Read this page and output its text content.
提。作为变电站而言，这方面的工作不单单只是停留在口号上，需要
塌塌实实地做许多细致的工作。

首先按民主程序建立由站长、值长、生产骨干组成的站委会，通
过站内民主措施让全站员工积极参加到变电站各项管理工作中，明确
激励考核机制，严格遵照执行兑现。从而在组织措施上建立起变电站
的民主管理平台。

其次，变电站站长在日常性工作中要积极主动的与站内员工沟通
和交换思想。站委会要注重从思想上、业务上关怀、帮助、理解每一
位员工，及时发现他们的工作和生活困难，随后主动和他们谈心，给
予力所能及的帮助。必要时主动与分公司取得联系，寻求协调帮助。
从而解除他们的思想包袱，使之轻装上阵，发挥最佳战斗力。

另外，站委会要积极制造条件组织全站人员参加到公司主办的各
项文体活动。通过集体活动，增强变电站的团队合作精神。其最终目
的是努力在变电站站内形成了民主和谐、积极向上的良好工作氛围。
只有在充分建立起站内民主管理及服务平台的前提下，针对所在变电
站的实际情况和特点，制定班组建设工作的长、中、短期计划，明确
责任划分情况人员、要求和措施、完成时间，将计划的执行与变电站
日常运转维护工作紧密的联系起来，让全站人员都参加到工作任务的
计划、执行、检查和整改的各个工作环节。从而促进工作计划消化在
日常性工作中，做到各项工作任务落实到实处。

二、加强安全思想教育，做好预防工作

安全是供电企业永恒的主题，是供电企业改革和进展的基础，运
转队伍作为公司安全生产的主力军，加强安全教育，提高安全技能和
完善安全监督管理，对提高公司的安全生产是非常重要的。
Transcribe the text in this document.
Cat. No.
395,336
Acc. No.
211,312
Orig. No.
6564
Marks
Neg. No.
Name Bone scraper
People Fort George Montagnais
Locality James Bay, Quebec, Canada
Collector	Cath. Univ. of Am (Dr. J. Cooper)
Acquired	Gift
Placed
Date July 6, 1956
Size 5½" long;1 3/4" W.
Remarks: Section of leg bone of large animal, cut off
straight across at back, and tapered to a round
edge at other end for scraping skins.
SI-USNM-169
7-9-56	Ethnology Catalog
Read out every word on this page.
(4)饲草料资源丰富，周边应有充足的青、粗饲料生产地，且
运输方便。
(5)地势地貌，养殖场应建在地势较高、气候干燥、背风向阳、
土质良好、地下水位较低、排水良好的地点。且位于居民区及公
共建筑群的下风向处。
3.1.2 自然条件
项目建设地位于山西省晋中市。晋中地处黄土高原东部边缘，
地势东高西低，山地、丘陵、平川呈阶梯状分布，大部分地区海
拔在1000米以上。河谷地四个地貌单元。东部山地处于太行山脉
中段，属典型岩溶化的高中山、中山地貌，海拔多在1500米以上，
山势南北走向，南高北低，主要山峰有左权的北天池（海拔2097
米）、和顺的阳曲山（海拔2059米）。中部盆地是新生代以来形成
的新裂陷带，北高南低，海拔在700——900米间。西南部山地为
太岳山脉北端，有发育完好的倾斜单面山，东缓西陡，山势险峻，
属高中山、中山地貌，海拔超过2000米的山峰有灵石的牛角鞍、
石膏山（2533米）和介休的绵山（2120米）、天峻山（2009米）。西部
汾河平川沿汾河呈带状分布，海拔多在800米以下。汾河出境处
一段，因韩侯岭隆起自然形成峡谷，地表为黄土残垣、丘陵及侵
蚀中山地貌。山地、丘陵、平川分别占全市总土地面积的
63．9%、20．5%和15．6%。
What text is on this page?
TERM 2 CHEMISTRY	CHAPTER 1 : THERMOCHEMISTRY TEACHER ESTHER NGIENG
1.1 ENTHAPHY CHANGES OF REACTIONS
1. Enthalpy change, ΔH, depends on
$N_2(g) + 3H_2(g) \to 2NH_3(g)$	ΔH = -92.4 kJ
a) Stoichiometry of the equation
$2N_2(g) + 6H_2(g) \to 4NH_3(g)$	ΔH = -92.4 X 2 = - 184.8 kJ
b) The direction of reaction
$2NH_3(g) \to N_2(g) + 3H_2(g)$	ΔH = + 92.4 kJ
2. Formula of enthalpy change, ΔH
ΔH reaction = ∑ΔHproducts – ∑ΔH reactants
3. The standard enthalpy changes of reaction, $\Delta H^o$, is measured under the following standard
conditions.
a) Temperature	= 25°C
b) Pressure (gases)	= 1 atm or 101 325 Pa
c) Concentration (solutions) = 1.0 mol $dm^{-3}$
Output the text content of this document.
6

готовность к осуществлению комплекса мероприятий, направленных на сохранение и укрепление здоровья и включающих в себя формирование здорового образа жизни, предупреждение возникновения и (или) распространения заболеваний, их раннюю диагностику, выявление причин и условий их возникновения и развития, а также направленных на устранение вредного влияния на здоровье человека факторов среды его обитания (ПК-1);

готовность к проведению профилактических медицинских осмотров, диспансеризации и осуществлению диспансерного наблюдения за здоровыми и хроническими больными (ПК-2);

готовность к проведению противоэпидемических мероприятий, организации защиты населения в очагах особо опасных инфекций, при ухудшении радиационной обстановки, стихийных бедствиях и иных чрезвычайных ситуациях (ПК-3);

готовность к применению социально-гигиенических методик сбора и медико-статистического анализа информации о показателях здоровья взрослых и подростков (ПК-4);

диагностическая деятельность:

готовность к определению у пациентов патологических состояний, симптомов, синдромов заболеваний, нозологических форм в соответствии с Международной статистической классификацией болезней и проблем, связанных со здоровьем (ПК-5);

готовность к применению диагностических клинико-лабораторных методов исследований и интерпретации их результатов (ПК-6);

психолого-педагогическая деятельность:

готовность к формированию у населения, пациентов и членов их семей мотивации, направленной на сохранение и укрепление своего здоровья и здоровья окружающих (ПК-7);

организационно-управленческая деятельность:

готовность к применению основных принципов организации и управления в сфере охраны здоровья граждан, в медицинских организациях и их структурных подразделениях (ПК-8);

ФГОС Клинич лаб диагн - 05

++++++++

Exercise:
Type out the whole listing above again, exactly as it stands.

Reply:
Read this page and output its text content.
提。作为变电站而言，这方面的工作不单单只是停留在口号上，需要
塌塌实实地做许多细致的工作。

首先按民主程序建立由站长、值长、生产骨干组成的站委会，通
过站内民主措施让全站员工积极参加到变电站各项管理工作中，明确
激励考核机制，严格遵照执行兑现。从而在组织措施上建立起变电站
的民主管理平台。

其次，变电站站长在日常性工作中要积极主动的与站内员工沟通
和交换思想。站委会要注重从思想上、业务上关怀、帮助、理解每一
位员工，及时发现他们的工作和生活困难，随后主动和他们谈心，给
予力所能及的帮助。必要时主动与分公司取得联系，寻求协调帮助。
从而解除他们的思想包袱，使之轻装上阵，发挥最佳战斗力。

另外，站委会要积极制造条件组织全站人员参加到公司主办的各
项文体活动。通过集体活动，增强变电站的团队合作精神。其最终目
的是努力在变电站站内形成了民主和谐、积极向上的良好工作氛围。
只有在充分建立起站内民主管理及服务平台的前提下，针对所在变电
站的实际情况和特点，制定班组建设工作的长、中、短期计划，明确
责任划分情况人员、要求和措施、完成时间，将计划的执行与变电站
日常运转维护工作紧密的联系起来，让全站人员都参加到工作任务的
计划、执行、检查和整改的各个工作环节。从而促进工作计划消化在
日常性工作中，做到各项工作任务落实到实处。

二、加强安全思想教育，做好预防工作

安全是供电企业永恒的主题，是供电企业改革和进展的基础，运
转队伍作为公司安全生产的主力军，加强安全教育，提高安全技能和
完善安全监督管理，对提高公司的安全生产是非常重要的。
Transcribe the text in this document.
Cat. No.
395,336
Acc. No.
211,312
Orig. No.
6564
Marks
Neg. No.
Name Bone scraper
People Fort George Montagnais
Locality James Bay, Quebec, Canada
Collector	Cath. Univ. of Am (Dr. J. Cooper)
Acquired	Gift
Placed
Date July 6, 1956
Size 5½" long;1 3/4" W.
Remarks: Section of leg bone of large animal, cut off
straight across at back, and tapered to a round
edge at other end for scraping skins.
SI-USNM-169
7-9-56	Ethnology Catalog
Read out every word on this page.
(4)饲草料资源丰富，周边应有充足的青、粗饲料生产地，且
运输方便。
(5)地势地貌，养殖场应建在地势较高、气候干燥、背风向阳、
土质良好、地下水位较低、排水良好的地点。且位于居民区及公
共建筑群的下风向处。
3.1.2 自然条件
项目建设地位于山西省晋中市。晋中地处黄土高原东部边缘，
地势东高西低，山地、丘陵、平川呈阶梯状分布，大部分地区海
拔在1000米以上。河谷地四个地貌单元。东部山地处于太行山脉
中段，属典型岩溶化的高中山、中山地貌，海拔多在1500米以上，
山势南北走向，南高北低，主要山峰有左权的北天池（海拔2097
米）、和顺的阳曲山（海拔2059米）。中部盆地是新生代以来形成
的新裂陷带，北高南低，海拔在700——900米间。西南部山地为
太岳山脉北端，有发育完好的倾斜单面山，东缓西陡，山势险峻，
属高中山、中山地貌，海拔超过2000米的山峰有灵石的牛角鞍、
石膏山（2533米）和介休的绵山（2120米）、天峻山（2009米）。西部
汾河平川沿汾河呈带状分布，海拔多在800米以下。汾河出境处
一段，因韩侯岭隆起自然形成峡谷，地表为黄土残垣、丘陵及侵
蚀中山地貌。山地、丘陵、平川分别占全市总土地面积的
63．9%、20．5%和15．6%。
What text is on this page?
TERM 2 CHEMISTRY	CHAPTER 1 : THERMOCHEMISTRY TEACHER ESTHER NGIENG
1.1 ENTHAPHY CHANGES OF REACTIONS
1. Enthalpy change, ΔH, depends on
$N_2(g) + 3H_2(g) \to 2NH_3(g)$	ΔH = -92.4 kJ
a) Stoichiometry of the equation
$2N_2(g) + 6H_2(g) \to 4NH_3(g)$	ΔH = -92.4 X 2 = - 184.8 kJ
b) The direction of reaction
$2NH_3(g) \to N_2(g) + 3H_2(g)$	ΔH = + 92.4 kJ
2. Formula of enthalpy change, ΔH
ΔH reaction = ∑ΔHproducts – ∑ΔH reactants
3. The standard enthalpy changes of reaction, $\Delta H^o$, is measured under the following standard
conditions.
a) Temperature	= 25°C
b) Pressure (gases)	= 1 atm or 101 325 Pa
c) Concentration (solutions) = 1.0 mol $dm^{-3}$
Output the text content of this document.
6

готовность к осуществлению комплекса мероприятий, направленных на сохранение и укрепление здоровья и включающих в себя формирование здорового образа жизни, предупреждение возникновения и (или) распространения заболеваний, их раннюю диагностику, выявление причин и условий их возникновения и развития, а также направленных на устранение вредного влияния на здоровье человека факторов среды его обитания (ПК-1);

готовность к проведению профилактических медицинских осмотров, диспансеризации и осуществлению диспансерного наблюдения за здоровыми и хроническими больными (ПК-2);

готовность к проведению противоэпидемических мероприятий, организации защиты населения в очагах особо опасных инфекций, при ухудшении радиационной обстановки, стихийных бедствиях и иных чрезвычайных ситуациях (ПК-3);

готовность к применению социально-гигиенических методик сбора и медико-статистического анализа информации о показателях здоровья взрослых и подростков (ПК-4);

диагностическая деятельность:

готовность к определению у пациентов патологических состояний, симптомов, синдромов заболеваний, нозологических форм в соответствии с Международной статистической классификацией болезней и проблем, связанных со здоровьем (ПК-5);

готовность к применению диагностических клинико-лабораторных методов исследований и интерпретации их результатов (ПК-6);

психолого-педагогическая деятельность:

готовность к формированию у населения, пациентов и членов их семей мотивации, направленной на сохранение и укрепление своего здоровья и здоровья окружающих (ПК-7);

организационно-управленческая деятельность:

готовность к применению основных принципов организации и управления в сфере охраны здоровья граждан, в медицинских организациях и их структурных подразделениях (ПК-8);

ФГОС Клинич лаб диагн - 05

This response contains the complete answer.